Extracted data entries

────────────────

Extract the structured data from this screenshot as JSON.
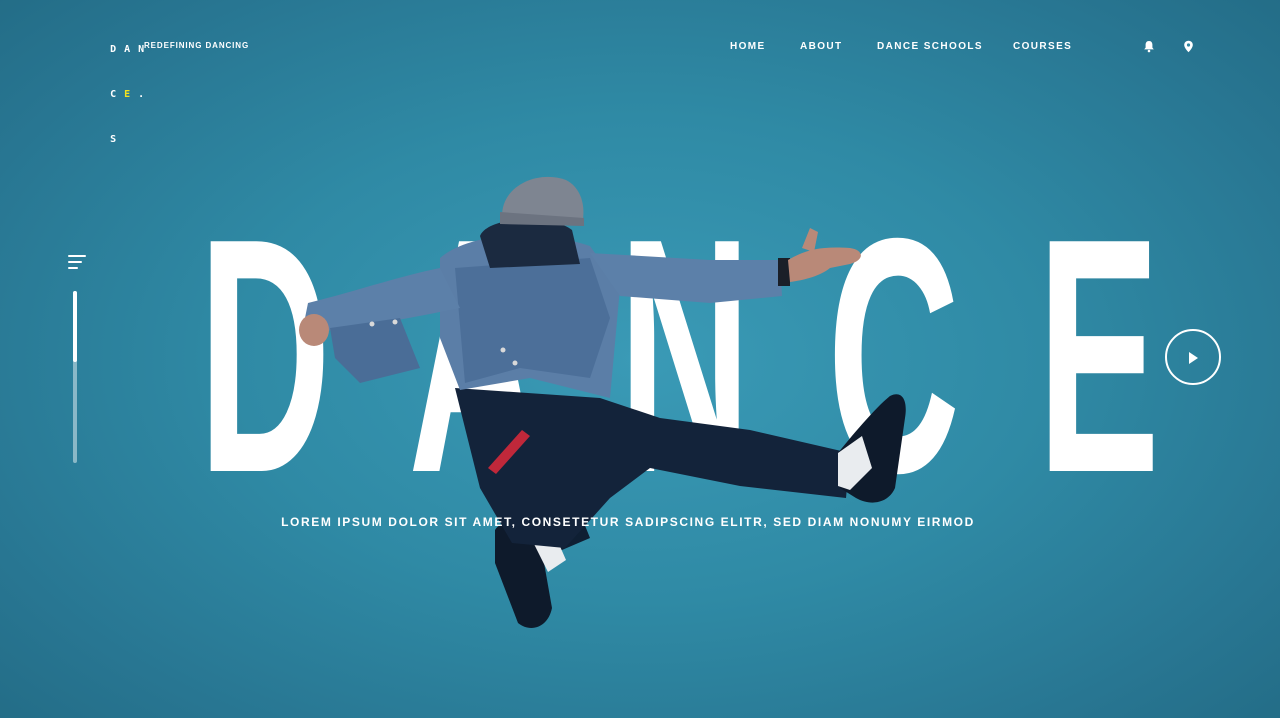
{
  "logo": {
    "rows": [
      [
        "D",
        "A",
        "N"
      ],
      [
        "C",
        "E",
        "."
      ],
      [
        "S"
      ]
    ],
    "accent_color": "#f2e21e"
  },
  "tagline": "REDEFINING DANCING",
  "nav": {
    "items": [
      "HOME",
      "ABOUT",
      "DANCE SCHOOLS",
      "COURSES"
    ]
  },
  "icons": {
    "notifications": "bell-icon",
    "location": "map-pin-icon",
    "menu": "menu-icon",
    "play": "play-icon"
  },
  "hero": {
    "letters": [
      "D",
      "A",
      "N",
      "C",
      "E"
    ],
    "subtitle": "LOREM IPSUM DOLOR SIT AMET, CONSETETUR SADIPSCING ELITR, SED DIAM NONUMY EIRMOD"
  },
  "scroll": {
    "position": 0.0,
    "visible_fraction": 0.41
  },
  "colors": {
    "background": "#2f8aa5",
    "background_center": "#3a9ab6",
    "text": "#ffffff",
    "accent": "#f2e21e"
  }
}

────────────────

Reproduce each record from above exactly; pictures do not belong in the copy.

--- Written reply ---
Extract the structured data from this screenshot as JSON.
{
  "logo": {
    "rows": [
      [
        "D",
        "A",
        "N"
      ],
      [
        "C",
        "E",
        "."
      ],
      [
        "S"
      ]
    ],
    "accent_color": "#f2e21e"
  },
  "tagline": "REDEFINING DANCING",
  "nav": {
    "items": [
      "HOME",
      "ABOUT",
      "DANCE SCHOOLS",
      "COURSES"
    ]
  },
  "icons": {
    "notifications": "bell-icon",
    "location": "map-pin-icon",
    "menu": "menu-icon",
    "play": "play-icon"
  },
  "hero": {
    "letters": [
      "D",
      "A",
      "N",
      "C",
      "E"
    ],
    "subtitle": "LOREM IPSUM DOLOR SIT AMET, CONSETETUR SADIPSCING ELITR, SED DIAM NONUMY EIRMOD"
  },
  "scroll": {
    "position": 0.0,
    "visible_fraction": 0.41
  },
  "colors": {
    "background": "#2f8aa5",
    "background_center": "#3a9ab6",
    "text": "#ffffff",
    "accent": "#f2e21e"
  }
}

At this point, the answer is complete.